AIM: Reproduce word for word every line of the items below, from the line containing "give bounding boxes" down to the line containing "post-image-3[interactable] [270, 80, 369, 180]", with both of those lines included.

═════ INFORMATION GIVEN

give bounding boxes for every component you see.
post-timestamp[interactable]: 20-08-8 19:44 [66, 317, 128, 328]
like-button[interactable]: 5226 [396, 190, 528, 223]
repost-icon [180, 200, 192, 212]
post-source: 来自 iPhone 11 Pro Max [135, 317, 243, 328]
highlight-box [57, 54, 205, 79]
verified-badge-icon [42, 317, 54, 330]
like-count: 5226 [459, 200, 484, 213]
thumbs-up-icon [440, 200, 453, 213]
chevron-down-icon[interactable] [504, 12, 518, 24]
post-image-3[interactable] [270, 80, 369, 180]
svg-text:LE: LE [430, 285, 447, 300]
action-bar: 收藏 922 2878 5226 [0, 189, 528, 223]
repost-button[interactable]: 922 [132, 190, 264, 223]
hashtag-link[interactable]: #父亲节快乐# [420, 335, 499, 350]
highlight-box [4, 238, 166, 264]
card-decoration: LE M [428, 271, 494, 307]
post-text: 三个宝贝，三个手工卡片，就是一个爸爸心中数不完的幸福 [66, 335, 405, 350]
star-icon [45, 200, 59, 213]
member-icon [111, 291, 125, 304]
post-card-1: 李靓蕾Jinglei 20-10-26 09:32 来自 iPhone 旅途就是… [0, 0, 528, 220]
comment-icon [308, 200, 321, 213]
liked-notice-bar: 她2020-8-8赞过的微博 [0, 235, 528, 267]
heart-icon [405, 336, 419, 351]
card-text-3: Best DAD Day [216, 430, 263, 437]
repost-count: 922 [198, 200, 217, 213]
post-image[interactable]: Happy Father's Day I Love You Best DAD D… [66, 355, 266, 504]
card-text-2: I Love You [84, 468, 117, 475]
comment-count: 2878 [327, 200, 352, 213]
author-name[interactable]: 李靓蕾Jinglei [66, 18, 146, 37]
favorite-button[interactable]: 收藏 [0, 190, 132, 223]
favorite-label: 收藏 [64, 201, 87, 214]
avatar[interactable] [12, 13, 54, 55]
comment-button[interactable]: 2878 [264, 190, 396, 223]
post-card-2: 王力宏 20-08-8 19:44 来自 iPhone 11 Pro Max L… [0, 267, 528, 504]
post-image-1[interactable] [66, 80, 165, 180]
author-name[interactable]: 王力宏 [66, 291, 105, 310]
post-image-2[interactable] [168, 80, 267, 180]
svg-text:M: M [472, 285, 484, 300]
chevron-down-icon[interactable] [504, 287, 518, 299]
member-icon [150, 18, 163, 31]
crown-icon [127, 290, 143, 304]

══════════
═════ INFORMATION GIVEN

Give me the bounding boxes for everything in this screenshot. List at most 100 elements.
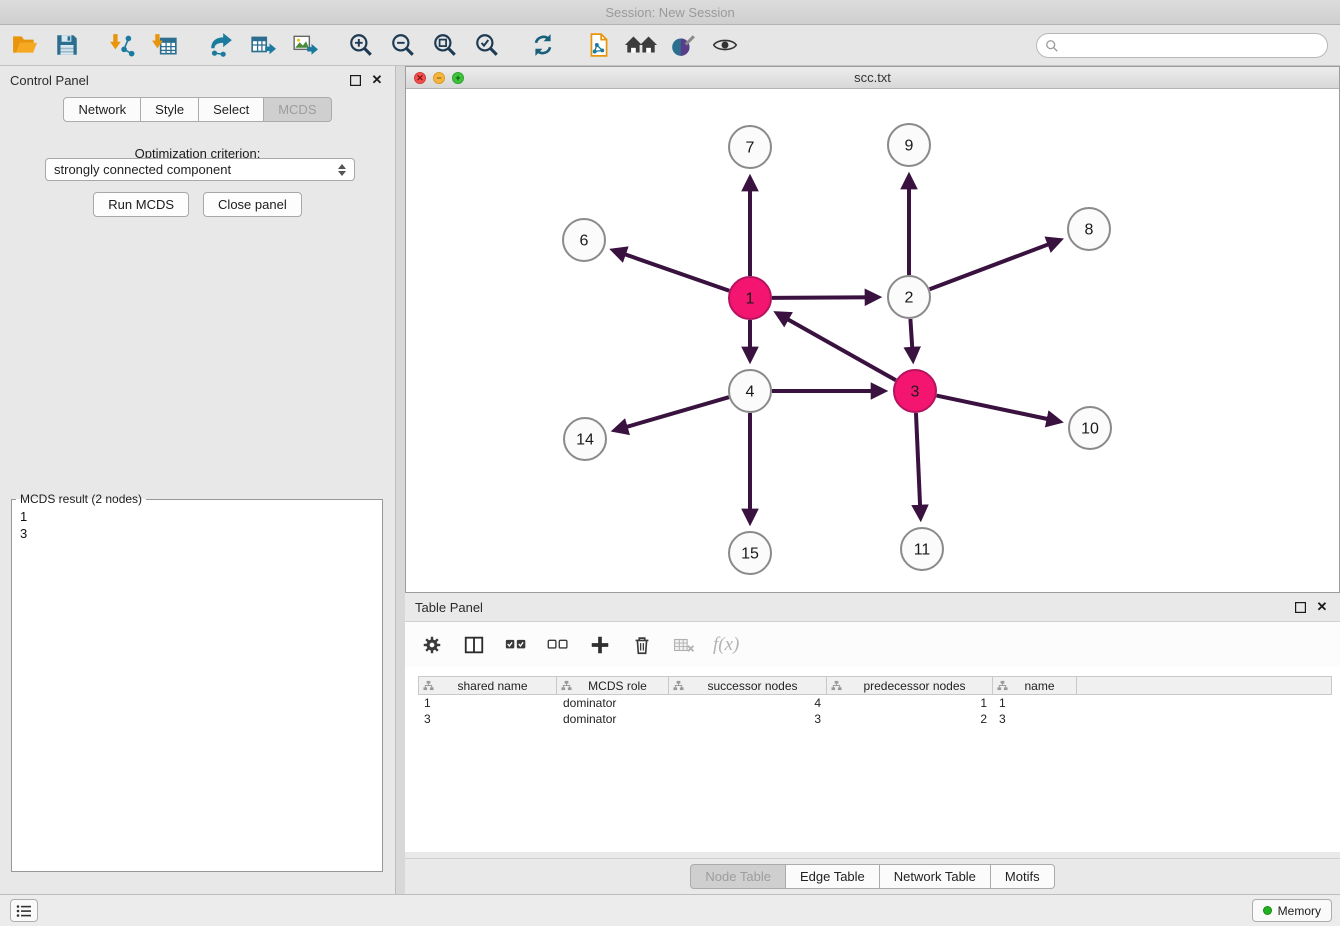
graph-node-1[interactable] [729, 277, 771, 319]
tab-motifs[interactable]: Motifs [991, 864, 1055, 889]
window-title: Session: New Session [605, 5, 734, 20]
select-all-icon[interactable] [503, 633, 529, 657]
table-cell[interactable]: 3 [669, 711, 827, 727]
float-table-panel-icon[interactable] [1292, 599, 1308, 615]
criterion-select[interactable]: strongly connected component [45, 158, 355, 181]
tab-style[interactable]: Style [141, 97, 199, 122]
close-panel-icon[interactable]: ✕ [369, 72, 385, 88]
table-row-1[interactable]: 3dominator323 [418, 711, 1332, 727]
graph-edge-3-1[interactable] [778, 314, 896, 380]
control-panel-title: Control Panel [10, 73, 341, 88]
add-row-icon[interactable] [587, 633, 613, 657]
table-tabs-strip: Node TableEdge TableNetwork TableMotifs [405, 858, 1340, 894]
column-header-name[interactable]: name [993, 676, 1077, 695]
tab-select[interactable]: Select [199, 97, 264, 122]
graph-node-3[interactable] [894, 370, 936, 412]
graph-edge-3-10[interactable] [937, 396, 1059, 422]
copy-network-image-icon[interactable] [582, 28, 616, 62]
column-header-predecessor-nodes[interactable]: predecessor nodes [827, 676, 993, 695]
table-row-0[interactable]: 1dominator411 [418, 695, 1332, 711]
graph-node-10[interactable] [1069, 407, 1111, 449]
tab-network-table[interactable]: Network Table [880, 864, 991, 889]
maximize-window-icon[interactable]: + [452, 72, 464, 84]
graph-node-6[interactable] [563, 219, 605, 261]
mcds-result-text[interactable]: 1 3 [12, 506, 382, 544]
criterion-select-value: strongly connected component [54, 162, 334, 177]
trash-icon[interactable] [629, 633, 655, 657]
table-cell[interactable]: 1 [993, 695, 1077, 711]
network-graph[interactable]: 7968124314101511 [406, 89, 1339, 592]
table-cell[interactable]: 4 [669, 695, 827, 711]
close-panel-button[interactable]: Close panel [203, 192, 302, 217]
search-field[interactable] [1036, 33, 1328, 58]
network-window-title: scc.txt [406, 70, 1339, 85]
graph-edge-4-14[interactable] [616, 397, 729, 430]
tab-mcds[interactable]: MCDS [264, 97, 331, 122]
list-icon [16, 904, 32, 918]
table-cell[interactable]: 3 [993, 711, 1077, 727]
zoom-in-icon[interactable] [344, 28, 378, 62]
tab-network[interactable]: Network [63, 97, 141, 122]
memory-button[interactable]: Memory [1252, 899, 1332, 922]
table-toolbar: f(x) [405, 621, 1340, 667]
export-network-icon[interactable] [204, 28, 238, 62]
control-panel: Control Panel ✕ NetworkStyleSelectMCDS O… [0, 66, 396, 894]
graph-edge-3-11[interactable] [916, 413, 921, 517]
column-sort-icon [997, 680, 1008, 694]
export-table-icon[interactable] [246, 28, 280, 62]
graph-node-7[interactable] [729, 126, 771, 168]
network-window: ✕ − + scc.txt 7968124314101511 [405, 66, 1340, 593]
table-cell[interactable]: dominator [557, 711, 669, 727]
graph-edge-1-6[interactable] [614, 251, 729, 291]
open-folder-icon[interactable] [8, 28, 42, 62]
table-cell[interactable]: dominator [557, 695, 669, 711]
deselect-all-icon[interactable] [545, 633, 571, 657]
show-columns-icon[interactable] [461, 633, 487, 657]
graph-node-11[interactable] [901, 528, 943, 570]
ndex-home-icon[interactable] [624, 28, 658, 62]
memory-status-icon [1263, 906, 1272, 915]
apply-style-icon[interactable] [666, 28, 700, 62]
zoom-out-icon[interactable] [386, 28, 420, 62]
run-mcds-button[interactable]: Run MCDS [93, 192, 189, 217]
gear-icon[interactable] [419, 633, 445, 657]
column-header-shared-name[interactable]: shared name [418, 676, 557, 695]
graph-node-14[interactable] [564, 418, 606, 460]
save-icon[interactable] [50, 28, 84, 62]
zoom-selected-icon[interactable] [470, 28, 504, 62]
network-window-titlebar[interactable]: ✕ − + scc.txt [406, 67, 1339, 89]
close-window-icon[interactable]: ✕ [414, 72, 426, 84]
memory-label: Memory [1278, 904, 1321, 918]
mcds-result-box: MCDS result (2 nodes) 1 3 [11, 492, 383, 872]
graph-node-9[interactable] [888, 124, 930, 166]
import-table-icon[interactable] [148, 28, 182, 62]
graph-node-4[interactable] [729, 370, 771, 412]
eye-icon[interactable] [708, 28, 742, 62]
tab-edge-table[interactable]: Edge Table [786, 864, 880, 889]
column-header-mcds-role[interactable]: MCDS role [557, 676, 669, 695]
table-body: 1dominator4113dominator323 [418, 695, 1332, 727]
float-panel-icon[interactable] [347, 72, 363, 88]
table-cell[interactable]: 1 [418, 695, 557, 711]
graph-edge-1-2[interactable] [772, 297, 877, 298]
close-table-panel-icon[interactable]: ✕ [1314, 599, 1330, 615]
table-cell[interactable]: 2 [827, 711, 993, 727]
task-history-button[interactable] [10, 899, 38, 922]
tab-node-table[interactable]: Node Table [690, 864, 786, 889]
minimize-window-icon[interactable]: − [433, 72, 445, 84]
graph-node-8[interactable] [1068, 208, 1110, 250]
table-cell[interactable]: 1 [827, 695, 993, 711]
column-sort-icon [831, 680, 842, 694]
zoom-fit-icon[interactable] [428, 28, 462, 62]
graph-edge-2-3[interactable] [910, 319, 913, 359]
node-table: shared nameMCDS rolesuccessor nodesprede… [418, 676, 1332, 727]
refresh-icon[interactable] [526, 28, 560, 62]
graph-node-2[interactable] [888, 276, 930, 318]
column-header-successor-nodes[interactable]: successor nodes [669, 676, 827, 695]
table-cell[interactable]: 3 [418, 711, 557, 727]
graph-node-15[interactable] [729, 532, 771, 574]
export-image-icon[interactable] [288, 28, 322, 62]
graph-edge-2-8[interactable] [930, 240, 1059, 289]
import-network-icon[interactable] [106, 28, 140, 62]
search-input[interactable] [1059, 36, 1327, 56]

══════════

WORKED SOLUTION:
give bounding boxes for every component you see.
post-timestamp[interactable]: 20-08-8 19:44 [66, 317, 128, 328]
like-button[interactable]: 5226 [396, 190, 528, 223]
repost-icon [180, 200, 192, 212]
post-source: 来自 iPhone 11 Pro Max [135, 317, 243, 328]
highlight-box [57, 54, 205, 79]
verified-badge-icon [42, 317, 54, 330]
like-count: 5226 [459, 200, 484, 213]
thumbs-up-icon [440, 200, 453, 213]
chevron-down-icon[interactable] [504, 12, 518, 24]
post-image-3[interactable] [270, 80, 369, 180]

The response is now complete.